▸ DIRECTION
Scan each line of the records for the word "Śruby" and extract the ones that have it.

▸ STORED ROWS
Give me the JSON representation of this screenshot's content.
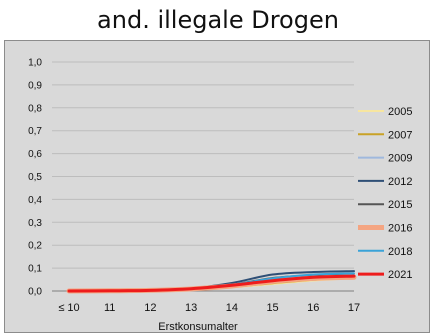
{
  "chart_data": {
    "type": "line",
    "title": "and. illegale Drogen",
    "xlabel": "Erstkonsumalter",
    "ylabel": "",
    "x": [
      "≤ 10",
      "11",
      "12",
      "13",
      "14",
      "15",
      "16",
      "17"
    ],
    "ylim": [
      0,
      1.0
    ],
    "yticks": [
      "0,0",
      "0,1",
      "0,2",
      "0,3",
      "0,4",
      "0,5",
      "0,6",
      "0,7",
      "0,8",
      "0,9",
      "1,0"
    ],
    "grid": true,
    "legend": "right",
    "series": [
      {
        "name": "2005",
        "color": "#f7e6a0",
        "width": 1.5,
        "values": [
          0.0,
          0.001,
          0.003,
          0.007,
          0.015,
          0.03,
          0.045,
          0.055
        ]
      },
      {
        "name": "2007",
        "color": "#c9a227",
        "width": 1.5,
        "values": [
          0.0,
          0.001,
          0.003,
          0.008,
          0.017,
          0.033,
          0.048,
          0.058
        ]
      },
      {
        "name": "2009",
        "color": "#9fb8dd",
        "width": 1.5,
        "values": [
          0.0,
          0.001,
          0.004,
          0.01,
          0.022,
          0.045,
          0.06,
          0.068
        ]
      },
      {
        "name": "2012",
        "color": "#2f4f76",
        "width": 2,
        "values": [
          0.0,
          0.001,
          0.004,
          0.012,
          0.035,
          0.072,
          0.083,
          0.087
        ]
      },
      {
        "name": "2015",
        "color": "#555555",
        "width": 1.5,
        "values": [
          0.0,
          0.001,
          0.004,
          0.011,
          0.028,
          0.058,
          0.07,
          0.075
        ]
      },
      {
        "name": "2016",
        "color": "#f4a582",
        "width": 5,
        "values": [
          0.0,
          0.001,
          0.003,
          0.009,
          0.022,
          0.042,
          0.055,
          0.06
        ]
      },
      {
        "name": "2018",
        "color": "#3aa3d8",
        "width": 2,
        "values": [
          0.0,
          0.001,
          0.004,
          0.011,
          0.027,
          0.055,
          0.072,
          0.077
        ]
      },
      {
        "name": "2021",
        "color": "#ee1c1c",
        "width": 3,
        "values": [
          0.0,
          0.001,
          0.003,
          0.01,
          0.025,
          0.045,
          0.06,
          0.065
        ]
      }
    ]
  }
}
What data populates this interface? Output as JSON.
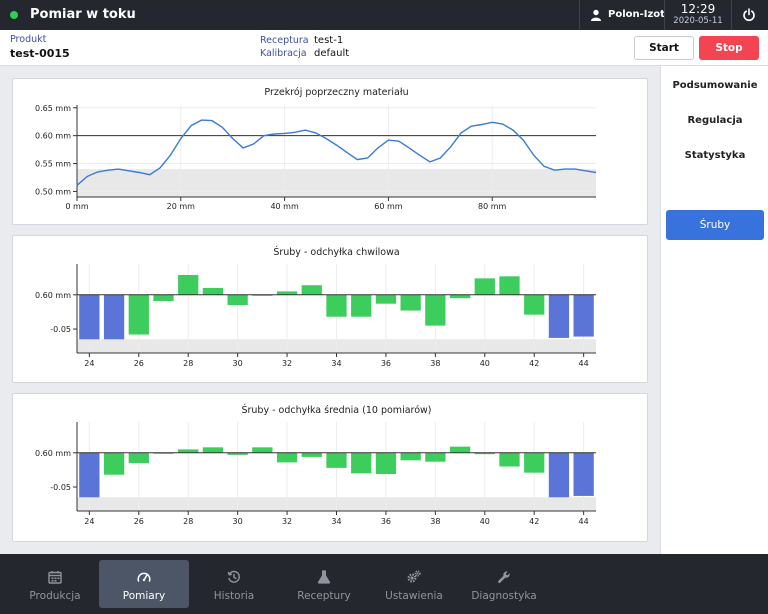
{
  "header": {
    "title": "Pomiar w toku",
    "user": "Polon-Izot",
    "time": "12:29",
    "date": "2020-05-11",
    "status_color": "#2ed14f"
  },
  "info": {
    "product_label": "Produkt",
    "product_value": "test-0015",
    "recipe_label": "Receptura",
    "recipe_value": "test-1",
    "calibration_label": "Kalibracja",
    "calibration_value": "default",
    "start_label": "Start",
    "stop_label": "Stop"
  },
  "sidebar": {
    "items": [
      "Podsumowanie",
      "Regulacja",
      "Statystyka"
    ],
    "active": "Śruby"
  },
  "nav": {
    "items": [
      {
        "label": "Produkcja",
        "icon": "calendar-icon"
      },
      {
        "label": "Pomiary",
        "icon": "gauge-icon"
      },
      {
        "label": "Historia",
        "icon": "history-icon"
      },
      {
        "label": "Receptury",
        "icon": "flask-icon"
      },
      {
        "label": "Ustawienia",
        "icon": "gears-icon"
      },
      {
        "label": "Diagnostyka",
        "icon": "wrench-icon"
      }
    ],
    "active_index": 1
  },
  "colors": {
    "line": "#3a7bd5",
    "bar_green": "#3ccd5d",
    "bar_blue": "#5b74d8",
    "band": "#e8e8e8"
  },
  "chart_data": [
    {
      "type": "line",
      "title": "Przekrój poprzeczny materiału",
      "y_tick_labels": [
        "0.65 mm",
        "0.60 mm",
        "0.55 mm",
        "0.50 mm"
      ],
      "y_ticks": [
        0.65,
        0.6,
        0.55,
        0.5
      ],
      "x_tick_labels": [
        "0 mm",
        "20 mm",
        "40 mm",
        "60 mm",
        "80 mm"
      ],
      "x_ticks": [
        0,
        20,
        40,
        60,
        80
      ],
      "xlim": [
        0,
        100
      ],
      "ylim": [
        0.49,
        0.655
      ],
      "reference_line": 0.6,
      "tolerance_band": [
        0.49,
        0.54
      ],
      "x": [
        0,
        2,
        4,
        6,
        8,
        10,
        12,
        14,
        16,
        18,
        20,
        22,
        24,
        26,
        28,
        30,
        32,
        34,
        36,
        38,
        40,
        42,
        44,
        46,
        48,
        50,
        52,
        54,
        56,
        58,
        60,
        62,
        64,
        66,
        68,
        70,
        72,
        74,
        76,
        78,
        80,
        82,
        84,
        86,
        88,
        90,
        92,
        94,
        96,
        98,
        100
      ],
      "y": [
        0.511,
        0.527,
        0.535,
        0.538,
        0.54,
        0.537,
        0.534,
        0.53,
        0.542,
        0.565,
        0.595,
        0.618,
        0.628,
        0.627,
        0.615,
        0.595,
        0.578,
        0.585,
        0.6,
        0.603,
        0.604,
        0.606,
        0.61,
        0.605,
        0.595,
        0.583,
        0.57,
        0.557,
        0.56,
        0.578,
        0.592,
        0.59,
        0.578,
        0.565,
        0.553,
        0.56,
        0.58,
        0.605,
        0.617,
        0.62,
        0.624,
        0.621,
        0.61,
        0.592,
        0.565,
        0.545,
        0.538,
        0.54,
        0.54,
        0.537,
        0.534
      ]
    },
    {
      "type": "bar",
      "title": "Śruby - odchyłka chwilowa",
      "y_tick_labels": [
        "0.60 mm",
        "-0.05"
      ],
      "x_tick_labels": [
        "24",
        "26",
        "28",
        "30",
        "32",
        "34",
        "36",
        "38",
        "40",
        "42",
        "44"
      ],
      "categories": [
        24,
        25,
        26,
        27,
        28,
        29,
        30,
        31,
        32,
        33,
        34,
        35,
        36,
        37,
        38,
        39,
        40,
        41,
        42,
        43,
        44
      ],
      "ylim": [
        -0.085,
        0.045
      ],
      "tolerance_band": [
        -0.085,
        -0.065
      ],
      "values": [
        -0.065,
        -0.065,
        -0.058,
        -0.009,
        0.029,
        0.01,
        -0.015,
        -0.001,
        0.005,
        0.014,
        -0.032,
        -0.032,
        -0.013,
        -0.023,
        -0.045,
        -0.005,
        0.024,
        0.027,
        -0.029,
        -0.063,
        -0.061
      ],
      "colors": [
        "blue",
        "blue",
        "green",
        "green",
        "green",
        "green",
        "green",
        "green",
        "green",
        "green",
        "green",
        "green",
        "green",
        "green",
        "green",
        "green",
        "green",
        "green",
        "green",
        "blue",
        "blue"
      ]
    },
    {
      "type": "bar",
      "title": "Śruby - odchyłka średnia (10 pomiarów)",
      "y_tick_labels": [
        "0.60 mm",
        "-0.05"
      ],
      "x_tick_labels": [
        "24",
        "26",
        "28",
        "30",
        "32",
        "34",
        "36",
        "38",
        "40",
        "42",
        "44"
      ],
      "categories": [
        24,
        25,
        26,
        27,
        28,
        29,
        30,
        31,
        32,
        33,
        34,
        35,
        36,
        37,
        38,
        39,
        40,
        41,
        42,
        43,
        44
      ],
      "ylim": [
        -0.085,
        0.045
      ],
      "tolerance_band": [
        -0.085,
        -0.065
      ],
      "values": [
        -0.065,
        -0.032,
        -0.015,
        -0.001,
        0.005,
        0.008,
        -0.003,
        0.008,
        -0.014,
        -0.006,
        -0.022,
        -0.03,
        -0.031,
        -0.011,
        -0.013,
        0.009,
        -0.002,
        -0.02,
        -0.029,
        -0.065,
        -0.063
      ],
      "colors": [
        "blue",
        "green",
        "green",
        "green",
        "green",
        "green",
        "green",
        "green",
        "green",
        "green",
        "green",
        "green",
        "green",
        "green",
        "green",
        "green",
        "green",
        "green",
        "green",
        "blue",
        "blue"
      ]
    }
  ]
}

▸ FINAL ANSWER
    "active": "Śruby"
      "title": "Śruby - odchyłka chwilowa",
      "title": "Śruby - odchyłka średnia (10 pomiarów)",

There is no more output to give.